If Meta succeeds in implementing stablecoin payments at scale, its existing tools could become more tightly integrated with commerce. WhatsApp’s peer-to-peer messaging, for instance, could double as a channel for remittances, while Facebook and Instagram’s extensive networks and digital storefronts could gain more seamless in-app checkout options. That vision echoes the company’s earlier effort to embed a native digital currency across its platforms, but this time the approach relies on a third-party token provider rather than a proprietary coin issued and managed directly by Meta.
For users, the potential advantages include quicker settlement, easier cross-border transfers and integration of payments into social interactions and shopping flows. For merchants and creators operating on Meta’s platforms, stablecoin-based payments may provide access to a broader audience with lower fees, particularly in markets where access to traditional banking infrastructure remains limited or costly.
Regulatory climate and lessons from Libra and Diem
The renewed push into stablecoins follows Meta’s abandoned attempt to launch its own digital currency under the Libra, later Diem, brand in 2019. That earlier initiative quickly ran into severe political and regulatory resistance. Lawmakers in the U.S. raised concerns about financial stability, monetary sovereignty and consumer protection, and those objections were amplified by skepticism toward Meta after the Cambridge Analytica scandal.
As criticism escalated, the Libra Association stepped back from its original vision of a single global token backed by multiple national currencies. In 2020 it shifted to exploring separate stablecoins tied to individual fiat currencies instead of a basket-based currency. Despite the pivot, the project never reached public launch. By early 2022, the initiative had been shut down and its remaining assets sold, ending a high-profile attempt to place a Meta-backed digital currency at the center of global consumer payments.

========================================

* [Exercise 1]: In the passage on Meta's stablecoin plans, what year did Meta try to launch its own digital currency under the Libra brand?
* [Exercise 2]: List every concern that U.S. lawmakers raised about Libra, according to the passage on Meta's stablecoin plans.
* [Exercise 3]: Write the next part of the passage on Meta's stablecoin plans, picking up after its last sentence.
The records have nothing to do with the passage on Meta's stablecoin plans.

* [Supplied information]:
========================================

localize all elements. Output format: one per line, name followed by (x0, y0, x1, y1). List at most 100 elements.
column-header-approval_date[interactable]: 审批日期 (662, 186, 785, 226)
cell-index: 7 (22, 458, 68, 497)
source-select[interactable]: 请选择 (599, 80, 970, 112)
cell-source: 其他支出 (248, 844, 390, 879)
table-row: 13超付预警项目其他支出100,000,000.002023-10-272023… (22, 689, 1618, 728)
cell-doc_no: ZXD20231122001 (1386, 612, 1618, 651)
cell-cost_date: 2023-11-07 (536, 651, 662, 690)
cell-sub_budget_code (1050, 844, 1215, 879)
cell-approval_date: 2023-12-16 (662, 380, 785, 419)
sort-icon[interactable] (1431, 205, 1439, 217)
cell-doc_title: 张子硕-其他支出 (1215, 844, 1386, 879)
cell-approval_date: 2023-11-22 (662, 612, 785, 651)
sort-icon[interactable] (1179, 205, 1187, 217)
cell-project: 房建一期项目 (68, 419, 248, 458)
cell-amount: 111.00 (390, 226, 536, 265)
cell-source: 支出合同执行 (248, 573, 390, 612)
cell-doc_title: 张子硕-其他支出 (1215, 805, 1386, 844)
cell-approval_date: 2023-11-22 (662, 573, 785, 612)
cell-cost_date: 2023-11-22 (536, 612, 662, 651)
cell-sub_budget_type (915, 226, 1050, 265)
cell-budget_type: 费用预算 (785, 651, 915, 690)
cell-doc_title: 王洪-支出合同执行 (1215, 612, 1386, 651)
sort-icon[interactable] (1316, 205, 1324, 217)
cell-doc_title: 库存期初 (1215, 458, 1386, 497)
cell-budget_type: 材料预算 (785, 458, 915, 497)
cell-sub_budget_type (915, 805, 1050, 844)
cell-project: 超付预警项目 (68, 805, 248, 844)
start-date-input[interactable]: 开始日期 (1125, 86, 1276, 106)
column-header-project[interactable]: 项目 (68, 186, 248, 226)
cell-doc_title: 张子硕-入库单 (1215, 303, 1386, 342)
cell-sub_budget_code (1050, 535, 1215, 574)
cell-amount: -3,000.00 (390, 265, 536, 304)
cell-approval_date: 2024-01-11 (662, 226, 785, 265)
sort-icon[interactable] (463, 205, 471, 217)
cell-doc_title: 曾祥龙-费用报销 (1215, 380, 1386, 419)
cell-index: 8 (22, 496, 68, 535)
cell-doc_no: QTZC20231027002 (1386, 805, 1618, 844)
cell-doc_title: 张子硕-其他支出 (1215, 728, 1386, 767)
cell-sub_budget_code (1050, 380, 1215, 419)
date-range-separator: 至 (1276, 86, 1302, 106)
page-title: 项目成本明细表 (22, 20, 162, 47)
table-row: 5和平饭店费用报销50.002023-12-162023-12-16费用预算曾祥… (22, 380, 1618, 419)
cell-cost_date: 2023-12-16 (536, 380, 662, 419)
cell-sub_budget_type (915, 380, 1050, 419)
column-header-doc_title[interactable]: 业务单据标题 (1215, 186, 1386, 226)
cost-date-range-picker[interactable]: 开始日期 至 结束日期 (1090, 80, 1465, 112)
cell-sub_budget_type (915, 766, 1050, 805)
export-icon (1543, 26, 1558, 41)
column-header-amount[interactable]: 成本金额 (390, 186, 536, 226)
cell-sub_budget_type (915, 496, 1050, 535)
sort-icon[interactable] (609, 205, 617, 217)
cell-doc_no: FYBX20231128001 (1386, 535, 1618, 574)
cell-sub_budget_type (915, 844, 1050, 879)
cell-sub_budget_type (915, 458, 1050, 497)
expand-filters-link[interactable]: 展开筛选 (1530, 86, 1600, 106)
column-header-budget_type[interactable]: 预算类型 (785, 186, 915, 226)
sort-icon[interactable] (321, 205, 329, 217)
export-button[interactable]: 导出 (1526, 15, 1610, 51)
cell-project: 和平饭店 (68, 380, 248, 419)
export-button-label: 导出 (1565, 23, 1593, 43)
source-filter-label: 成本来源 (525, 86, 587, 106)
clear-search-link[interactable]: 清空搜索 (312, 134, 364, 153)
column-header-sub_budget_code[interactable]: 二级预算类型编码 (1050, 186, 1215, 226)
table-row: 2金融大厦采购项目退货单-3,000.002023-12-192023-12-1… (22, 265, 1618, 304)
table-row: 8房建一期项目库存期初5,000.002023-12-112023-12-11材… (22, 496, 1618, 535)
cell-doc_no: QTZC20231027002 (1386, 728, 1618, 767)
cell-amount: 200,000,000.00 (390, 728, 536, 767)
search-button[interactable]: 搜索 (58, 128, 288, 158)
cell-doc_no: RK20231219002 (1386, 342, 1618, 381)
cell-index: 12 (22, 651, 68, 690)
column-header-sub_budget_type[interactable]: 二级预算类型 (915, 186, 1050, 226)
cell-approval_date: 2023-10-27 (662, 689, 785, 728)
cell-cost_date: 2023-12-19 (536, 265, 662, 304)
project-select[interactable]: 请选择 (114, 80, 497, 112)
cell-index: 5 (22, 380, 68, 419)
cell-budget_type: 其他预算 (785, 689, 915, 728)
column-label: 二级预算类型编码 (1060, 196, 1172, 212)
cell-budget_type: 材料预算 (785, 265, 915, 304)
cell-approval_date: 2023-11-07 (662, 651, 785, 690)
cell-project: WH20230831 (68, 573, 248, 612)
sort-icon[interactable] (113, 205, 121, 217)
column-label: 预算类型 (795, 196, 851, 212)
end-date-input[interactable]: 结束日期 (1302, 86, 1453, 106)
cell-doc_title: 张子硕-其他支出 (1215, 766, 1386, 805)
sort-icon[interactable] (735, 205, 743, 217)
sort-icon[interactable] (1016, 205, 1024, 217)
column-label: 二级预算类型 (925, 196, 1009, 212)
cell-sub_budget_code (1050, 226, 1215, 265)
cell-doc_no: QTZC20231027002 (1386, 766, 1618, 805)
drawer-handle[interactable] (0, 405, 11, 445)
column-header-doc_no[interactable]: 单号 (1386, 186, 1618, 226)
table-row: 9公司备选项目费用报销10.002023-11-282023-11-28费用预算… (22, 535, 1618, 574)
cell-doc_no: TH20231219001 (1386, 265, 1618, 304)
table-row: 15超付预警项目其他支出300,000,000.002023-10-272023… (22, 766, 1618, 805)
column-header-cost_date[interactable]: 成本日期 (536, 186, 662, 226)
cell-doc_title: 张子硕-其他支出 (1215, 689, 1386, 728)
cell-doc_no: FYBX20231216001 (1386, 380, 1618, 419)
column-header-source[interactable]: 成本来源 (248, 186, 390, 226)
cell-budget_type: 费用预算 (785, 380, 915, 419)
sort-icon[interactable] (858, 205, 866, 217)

========================================

* [Written response 1]: 2019

* [Written response 2]: Financial stability, monetary sovereignty, consumer protection

* [Written response 3]:
Conditions in the U.S. have shifted since then. Several efforts to establish clearer crypto oversight are in progress, including President Donald Trump’s GENIUS Act, which has for the first time provided a formal legal basis for stablecoin issuers in the country. That law has encouraged new market entrants to explore issuing tokens within a defined regulatory framework. Even so, agencies remain in the early stages of drafting detailed rules, leaving significant questions about long-term compliance obligations and supervisory expectations.
The experience with Libra and Diem has shaped Meta’s current strategy. Rather than issue its own asset, the company now prefers to work with an external stablecoin vendor and keep some distance from the underlying token. One person familiar with the planning described this as an “arm’s length” approach. Under this model, Meta focuses on integrating payments into user experiences and front-end products, while a specialist provider manages the technical and regulatory aspects of issuing and backing the stablecoin.
Conclusion
Meta’s effort to integrate stablecoin payments marks a return to a strategic goal first articulated during the Libra era, but with a notably different structure. By turning to a third-party provider and operating within a more developed, though still evolving, U.S. regulatory environment, the company is seeking to reopen digital payment rails for its vast user base without repeating earlier missteps. The outcome will determine not only Meta’s role in social commerce and remittances but also how far major technology platforms can go in reshaping consumer payments around stablecoin infrastructure.